- Direction -
From the entries below, extract every line that includes the word "label".

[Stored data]
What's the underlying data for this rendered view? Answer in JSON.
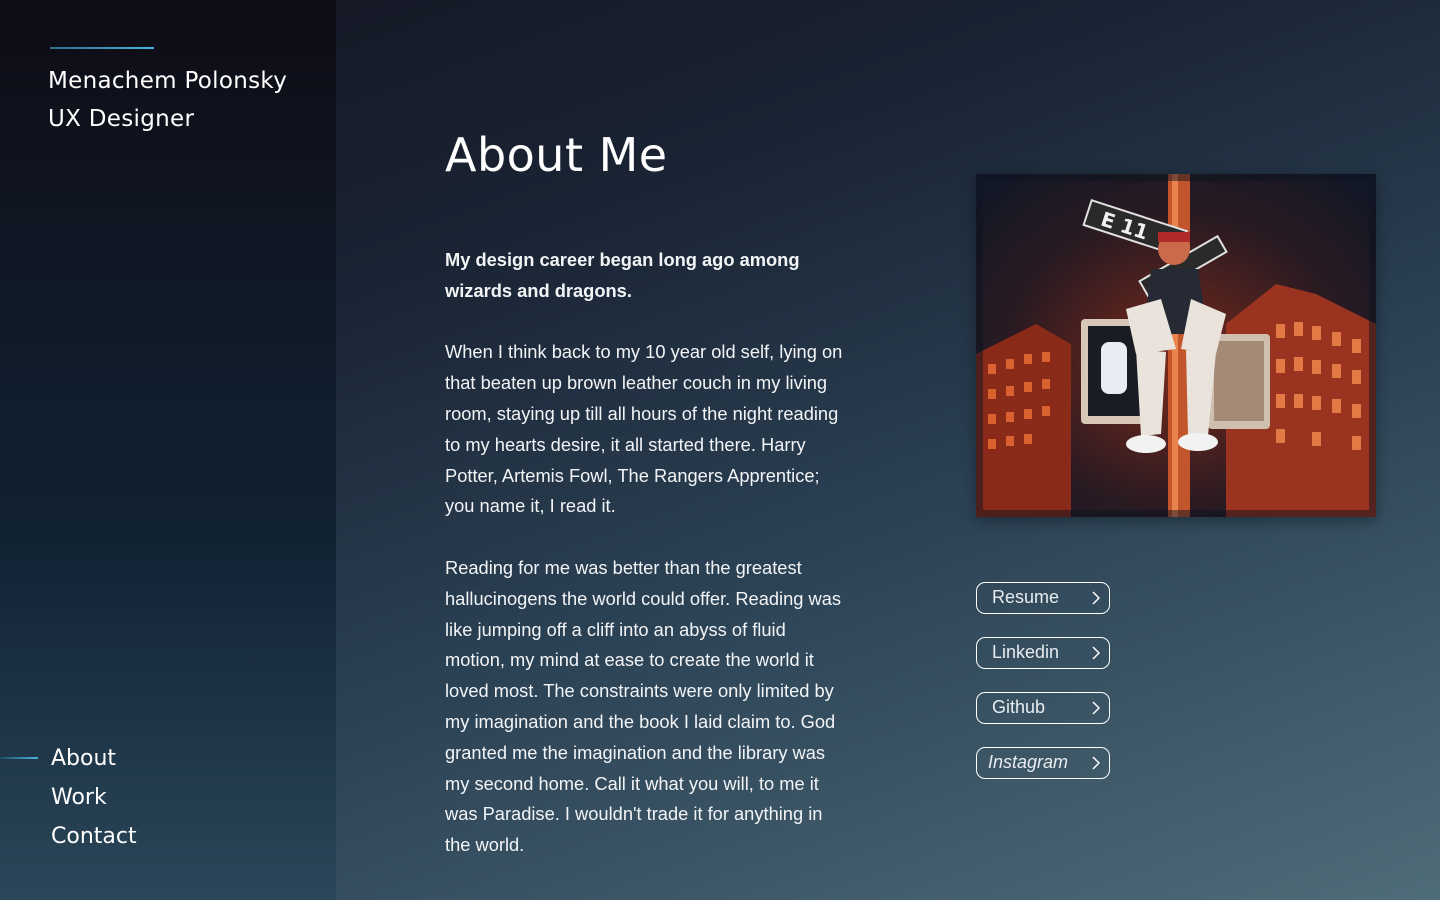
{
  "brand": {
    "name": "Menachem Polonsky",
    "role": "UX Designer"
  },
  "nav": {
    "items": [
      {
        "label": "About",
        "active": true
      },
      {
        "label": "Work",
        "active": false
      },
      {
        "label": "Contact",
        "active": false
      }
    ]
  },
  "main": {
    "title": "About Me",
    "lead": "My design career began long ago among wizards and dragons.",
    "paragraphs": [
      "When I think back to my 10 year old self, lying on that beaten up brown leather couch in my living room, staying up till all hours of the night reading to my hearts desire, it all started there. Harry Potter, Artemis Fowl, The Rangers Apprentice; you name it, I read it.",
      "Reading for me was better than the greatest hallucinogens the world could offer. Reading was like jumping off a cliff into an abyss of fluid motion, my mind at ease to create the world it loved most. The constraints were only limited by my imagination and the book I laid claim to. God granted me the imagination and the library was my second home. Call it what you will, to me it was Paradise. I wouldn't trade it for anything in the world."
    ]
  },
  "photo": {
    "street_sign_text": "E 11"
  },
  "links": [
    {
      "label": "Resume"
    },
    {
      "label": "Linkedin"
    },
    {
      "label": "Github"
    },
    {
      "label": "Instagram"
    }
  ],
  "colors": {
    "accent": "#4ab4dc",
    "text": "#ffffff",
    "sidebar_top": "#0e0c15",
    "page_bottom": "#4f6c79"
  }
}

- Expected answer -
        "label": "About",
        "label": "Work",
        "label": "Contact",
      "label": "Resume"
      "label": "Linkedin"
      "label": "Github"
      "label": "Instagram"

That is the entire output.